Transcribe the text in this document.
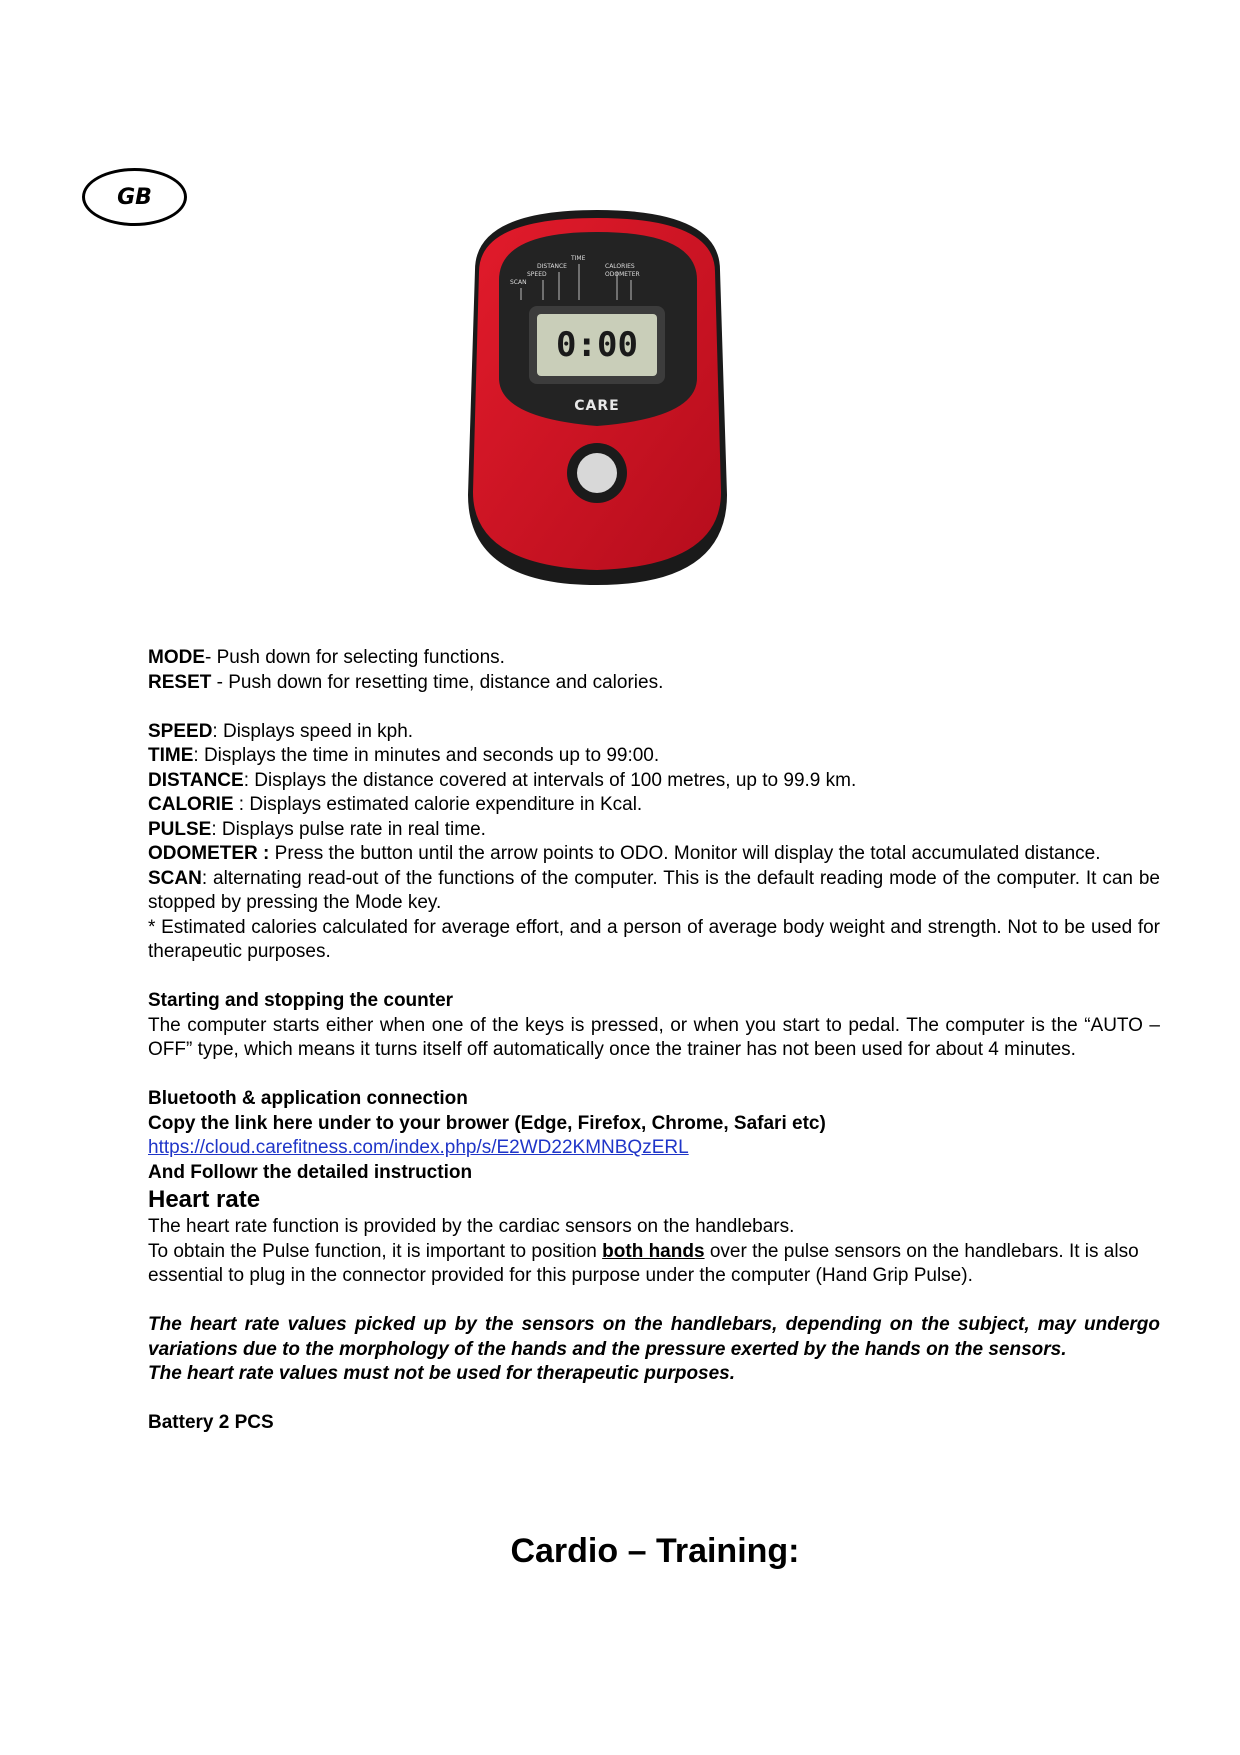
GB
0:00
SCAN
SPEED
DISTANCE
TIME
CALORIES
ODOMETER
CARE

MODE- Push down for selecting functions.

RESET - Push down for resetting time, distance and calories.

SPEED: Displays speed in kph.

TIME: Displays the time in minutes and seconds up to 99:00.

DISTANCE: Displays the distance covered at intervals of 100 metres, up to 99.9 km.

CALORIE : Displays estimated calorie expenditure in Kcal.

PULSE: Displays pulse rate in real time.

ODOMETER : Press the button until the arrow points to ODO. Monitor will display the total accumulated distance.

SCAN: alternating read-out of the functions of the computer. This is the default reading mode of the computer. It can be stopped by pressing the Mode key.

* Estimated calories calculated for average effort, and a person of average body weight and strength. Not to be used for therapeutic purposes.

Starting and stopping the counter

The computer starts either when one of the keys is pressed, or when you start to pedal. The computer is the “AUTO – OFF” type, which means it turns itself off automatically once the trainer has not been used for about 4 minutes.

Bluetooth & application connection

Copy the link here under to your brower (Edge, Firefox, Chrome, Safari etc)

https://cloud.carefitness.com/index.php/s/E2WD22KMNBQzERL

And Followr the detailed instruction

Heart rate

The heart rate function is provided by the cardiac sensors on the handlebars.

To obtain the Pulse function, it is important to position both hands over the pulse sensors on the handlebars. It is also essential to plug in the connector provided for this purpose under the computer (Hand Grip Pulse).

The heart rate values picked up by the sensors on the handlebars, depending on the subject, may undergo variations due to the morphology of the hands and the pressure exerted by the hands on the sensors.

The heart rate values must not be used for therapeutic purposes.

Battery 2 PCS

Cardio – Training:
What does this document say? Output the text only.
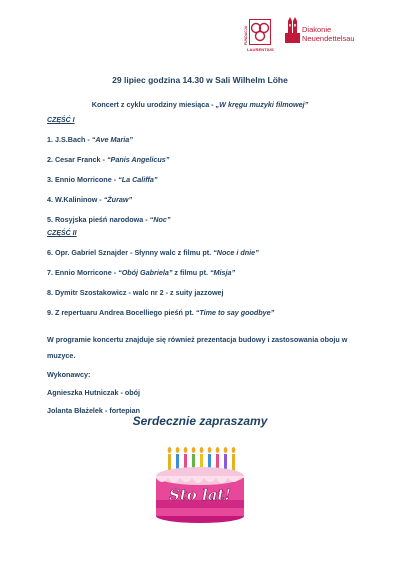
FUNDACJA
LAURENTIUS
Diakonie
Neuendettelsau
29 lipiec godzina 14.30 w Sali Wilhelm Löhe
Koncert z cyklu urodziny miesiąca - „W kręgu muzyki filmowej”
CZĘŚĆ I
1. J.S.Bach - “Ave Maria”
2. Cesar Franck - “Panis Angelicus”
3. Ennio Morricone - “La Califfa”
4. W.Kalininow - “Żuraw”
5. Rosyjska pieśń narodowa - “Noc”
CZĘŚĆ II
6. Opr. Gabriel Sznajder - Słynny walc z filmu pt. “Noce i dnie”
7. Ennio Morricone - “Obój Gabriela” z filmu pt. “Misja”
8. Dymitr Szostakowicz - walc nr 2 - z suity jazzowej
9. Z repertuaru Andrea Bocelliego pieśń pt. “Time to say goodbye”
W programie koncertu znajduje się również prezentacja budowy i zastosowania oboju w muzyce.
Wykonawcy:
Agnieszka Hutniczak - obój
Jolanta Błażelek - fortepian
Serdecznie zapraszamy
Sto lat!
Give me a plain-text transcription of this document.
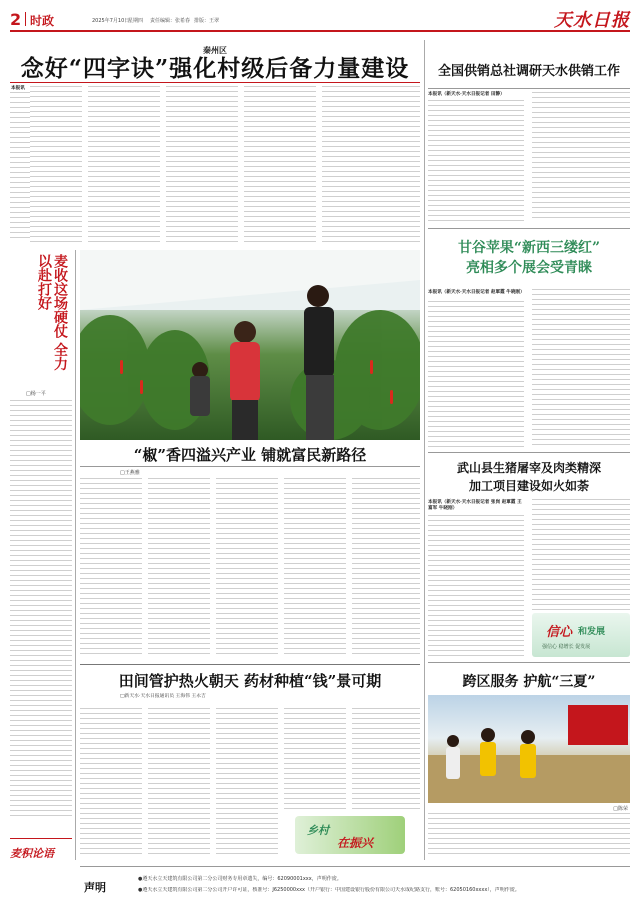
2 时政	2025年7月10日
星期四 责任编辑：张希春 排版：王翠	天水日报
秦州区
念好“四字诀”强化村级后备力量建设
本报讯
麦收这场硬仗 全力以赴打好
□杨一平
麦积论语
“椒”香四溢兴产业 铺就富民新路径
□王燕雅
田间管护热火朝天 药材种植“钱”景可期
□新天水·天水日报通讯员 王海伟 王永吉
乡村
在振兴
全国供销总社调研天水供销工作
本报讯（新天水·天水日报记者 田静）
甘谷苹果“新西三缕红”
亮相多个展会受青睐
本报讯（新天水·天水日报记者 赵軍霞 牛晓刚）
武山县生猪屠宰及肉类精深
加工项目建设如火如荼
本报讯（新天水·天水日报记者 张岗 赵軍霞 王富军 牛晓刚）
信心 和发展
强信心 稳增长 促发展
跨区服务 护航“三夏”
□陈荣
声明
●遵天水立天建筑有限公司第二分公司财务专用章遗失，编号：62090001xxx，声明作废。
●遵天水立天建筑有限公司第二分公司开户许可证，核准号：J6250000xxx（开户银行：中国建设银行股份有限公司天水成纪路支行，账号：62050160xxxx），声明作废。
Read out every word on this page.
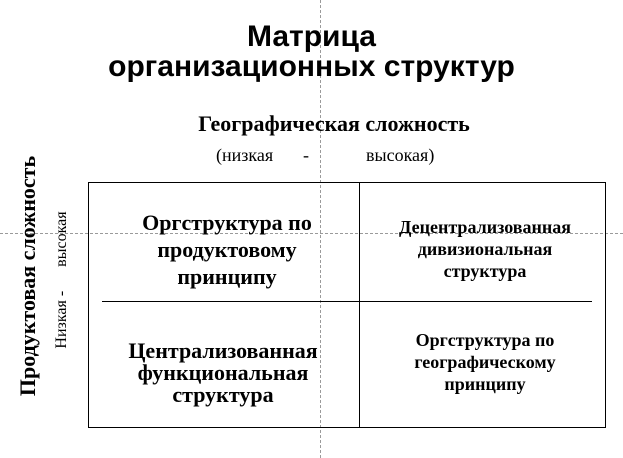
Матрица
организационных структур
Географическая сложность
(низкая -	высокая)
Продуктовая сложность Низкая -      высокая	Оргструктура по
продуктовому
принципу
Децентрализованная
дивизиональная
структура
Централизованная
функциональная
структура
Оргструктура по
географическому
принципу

----

_Task description_
Restate each entry word for word, leaving out any pictures.

_Problem solution_
Transcribe the text in this document.
GB
0:00
SCAN
SPEED
DISTANCE
TIME
CALORIES
ODOMETER
CARE

MODE- Push down for selecting functions.

RESET - Push down for resetting time, distance and calories.

SPEED: Displays speed in kph.

TIME: Displays the time in minutes and seconds up to 99:00.

DISTANCE: Displays the distance covered at intervals of 100 metres, up to 99.9 km.

CALORIE : Displays estimated calorie expenditure in Kcal.

PULSE: Displays pulse rate in real time.

ODOMETER : Press the button until the arrow points to ODO. Monitor will display the total accumulated distance.

SCAN: alternating read-out of the functions of the computer. This is the default reading mode of the computer. It can be stopped by pressing the Mode key.

* Estimated calories calculated for average effort, and a person of average body weight and strength. Not to be used for therapeutic purposes.

Starting and stopping the counter

The computer starts either when one of the keys is pressed, or when you start to pedal. The computer is the “AUTO – OFF” type, which means it turns itself off automatically once the trainer has not been used for about 4 minutes.

Bluetooth & application connection

Copy the link here under to your brower (Edge, Firefox, Chrome, Safari etc)

https://cloud.carefitness.com/index.php/s/E2WD22KMNBQzERL

And Followr the detailed instruction

Heart rate

The heart rate function is provided by the cardiac sensors on the handlebars.

To obtain the Pulse function, it is important to position both hands over the pulse sensors on the handlebars. It is also essential to plug in the connector provided for this purpose under the computer (Hand Grip Pulse).

The heart rate values picked up by the sensors on the handlebars, depending on the subject, may undergo variations due to the morphology of the hands and the pressure exerted by the hands on the sensors.

The heart rate values must not be used for therapeutic purposes.

Battery 2 PCS

Cardio – Training:
What does this document say? Output the text only.
FUNDACJA
LAURENTIUS
Diakonie
Neuendettelsau
29 lipiec godzina 14.30 w Sali Wilhelm Löhe
Koncert z cyklu urodziny miesiąca - „W kręgu muzyki filmowej”
CZĘŚĆ I
1. J.S.Bach - “Ave Maria”
2. Cesar Franck - “Panis Angelicus”
3. Ennio Morricone - “La Califfa”
4. W.Kalininow - “Żuraw”
5. Rosyjska pieśń narodowa - “Noc”
CZĘŚĆ II
6. Opr. Gabriel Sznajder - Słynny walc z filmu pt. “Noce i dnie”
7. Ennio Morricone - “Obój Gabriela” z filmu pt. “Misja”
8. Dymitr Szostakowicz - walc nr 2 - z suity jazzowej
9. Z repertuaru Andrea Bocelliego pieśń pt. “Time to say goodbye”
W programie koncertu znajduje się również prezentacja budowy i zastosowania oboju w muzyce.
Wykonawcy:
Agnieszka Hutniczak - obój
Jolanta Błażelek - fortepian
Serdecznie zapraszamy
Sto lat!
Give me a plain-text transcription of this document.
2 时政	2025年7月10日
星期四 责任编辑：张希春 排版：王翠	天水日报
秦州区
念好“四字诀”强化村级后备力量建设
本报讯
麦收这场硬仗 全力以赴打好
□杨一平
麦积论语
“椒”香四溢兴产业 铺就富民新路径
□王燕雅
田间管护热火朝天 药材种植“钱”景可期
□新天水·天水日报通讯员 王海伟 王永吉
乡村
在振兴
全国供销总社调研天水供销工作
本报讯（新天水·天水日报记者 田静）
甘谷苹果“新西三缕红”
亮相多个展会受青睐
本报讯（新天水·天水日报记者 赵軍霞 牛晓刚）
武山县生猪屠宰及肉类精深
加工项目建设如火如荼
本报讯（新天水·天水日报记者 张岗 赵軍霞 王富军 牛晓刚）
信心 和发展
强信心 稳增长 促发展
跨区服务 护航“三夏”
□陈荣
声明
●遵天水立天建筑有限公司第二分公司财务专用章遗失，编号：62090001xxx，声明作废。
●遵天水立天建筑有限公司第二分公司开户许可证，核准号：J6250000xxx（开户银行：中国建设银行股份有限公司天水成纪路支行，账号：62050160xxxx），声明作废。
Read out every word on this page.
Матрица
организационных структур
Географическая сложность
(низкая -	высокая)
Продуктовая сложность Низкая -      высокая	Оргструктура по
продуктовому
принципу
Децентрализованная
дивизиональная
структура
Централизованная
функциональная
структура
Оргструктура по
географическому
принципу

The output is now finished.